▸ WHAT IS EXPECTED:
Using the data below, copy every line that contains the word "JSON".

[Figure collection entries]
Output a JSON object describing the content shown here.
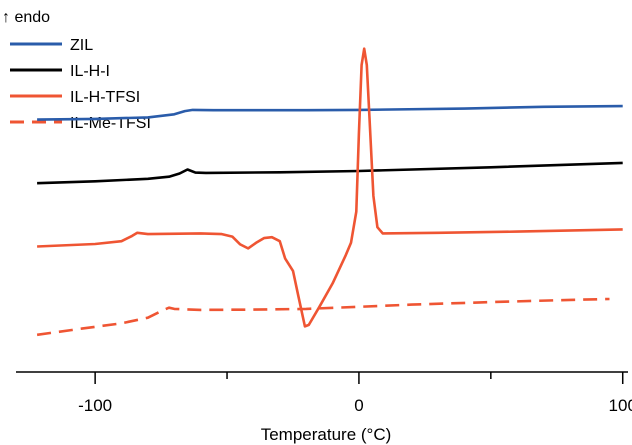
{
  "chart_data": {
    "type": "line",
    "title": "",
    "xlabel": "Temperature (°C)",
    "ylabel": "",
    "annotation": "↑ endo",
    "xlim": [
      -130,
      102
    ],
    "ylim": [
      0,
      10
    ],
    "y_axis_visible": false,
    "grid": false,
    "legend_position": "top-left",
    "xticks": [
      -100,
      0,
      100
    ],
    "xtick_labels": [
      "-100",
      "0",
      "100"
    ],
    "minor_xticks": [
      -50,
      50
    ],
    "series": [
      {
        "name": "ZIL",
        "color": "#2a5caa",
        "dash": "solid",
        "points": [
          [
            -122,
            7.45
          ],
          [
            -100,
            7.47
          ],
          [
            -80,
            7.52
          ],
          [
            -70,
            7.62
          ],
          [
            -66,
            7.72
          ],
          [
            -63,
            7.76
          ],
          [
            -55,
            7.75
          ],
          [
            -20,
            7.75
          ],
          [
            0,
            7.76
          ],
          [
            40,
            7.8
          ],
          [
            70,
            7.86
          ],
          [
            100,
            7.88
          ]
        ]
      },
      {
        "name": "IL-H-I",
        "color": "#000000",
        "dash": "solid",
        "points": [
          [
            -122,
            5.41
          ],
          [
            -100,
            5.47
          ],
          [
            -80,
            5.55
          ],
          [
            -72,
            5.62
          ],
          [
            -68,
            5.72
          ],
          [
            -65,
            5.85
          ],
          [
            -62,
            5.75
          ],
          [
            -58,
            5.74
          ],
          [
            -30,
            5.76
          ],
          [
            0,
            5.8
          ],
          [
            50,
            5.92
          ],
          [
            100,
            6.06
          ]
        ]
      },
      {
        "name": "IL-H-TFSI",
        "color": "#ef5533",
        "dash": "solid",
        "points": [
          [
            -122,
            3.38
          ],
          [
            -100,
            3.46
          ],
          [
            -90,
            3.55
          ],
          [
            -86,
            3.72
          ],
          [
            -84,
            3.82
          ],
          [
            -80,
            3.78
          ],
          [
            -60,
            3.8
          ],
          [
            -52,
            3.78
          ],
          [
            -48,
            3.7
          ],
          [
            -45,
            3.45
          ],
          [
            -42,
            3.32
          ],
          [
            -39,
            3.5
          ],
          [
            -36,
            3.65
          ],
          [
            -33,
            3.68
          ],
          [
            -30,
            3.55
          ],
          [
            -28,
            3.0
          ],
          [
            -25,
            2.6
          ],
          [
            -23,
            1.8
          ],
          [
            -20.5,
            0.82
          ],
          [
            -19,
            0.87
          ],
          [
            -15,
            1.45
          ],
          [
            -10,
            2.2
          ],
          [
            -5,
            3.1
          ],
          [
            -3,
            3.5
          ],
          [
            -1,
            4.5
          ],
          [
            0,
            7.0
          ],
          [
            1,
            9.2
          ],
          [
            2,
            9.72
          ],
          [
            3,
            9.2
          ],
          [
            4,
            7.5
          ],
          [
            5.5,
            5.0
          ],
          [
            7,
            4.0
          ],
          [
            9,
            3.8
          ],
          [
            30,
            3.82
          ],
          [
            60,
            3.86
          ],
          [
            100,
            3.93
          ]
        ]
      },
      {
        "name": "IL-Me-TFSI",
        "color": "#ef5533",
        "dash": "dashed",
        "points": [
          [
            -122,
            0.55
          ],
          [
            -105,
            0.75
          ],
          [
            -90,
            0.92
          ],
          [
            -80,
            1.1
          ],
          [
            -74,
            1.35
          ],
          [
            -72,
            1.42
          ],
          [
            -70,
            1.38
          ],
          [
            -60,
            1.35
          ],
          [
            -40,
            1.36
          ],
          [
            -20,
            1.38
          ],
          [
            0,
            1.45
          ],
          [
            20,
            1.52
          ],
          [
            50,
            1.6
          ],
          [
            80,
            1.67
          ],
          [
            95,
            1.7
          ]
        ]
      }
    ]
  }
}
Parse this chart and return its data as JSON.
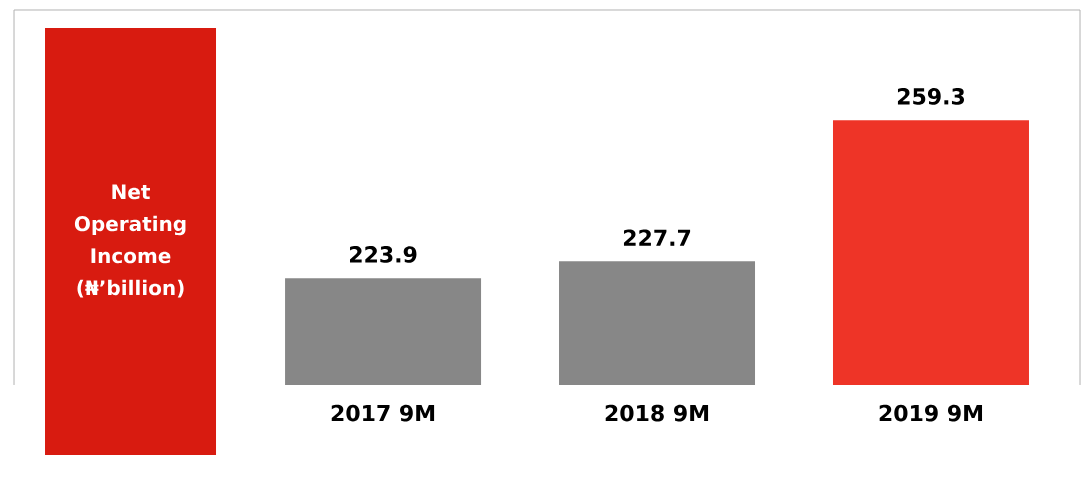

▸ SOLUTION:
Output a JSON object describing the content shown here.
Parse this chart and return its data as JSON.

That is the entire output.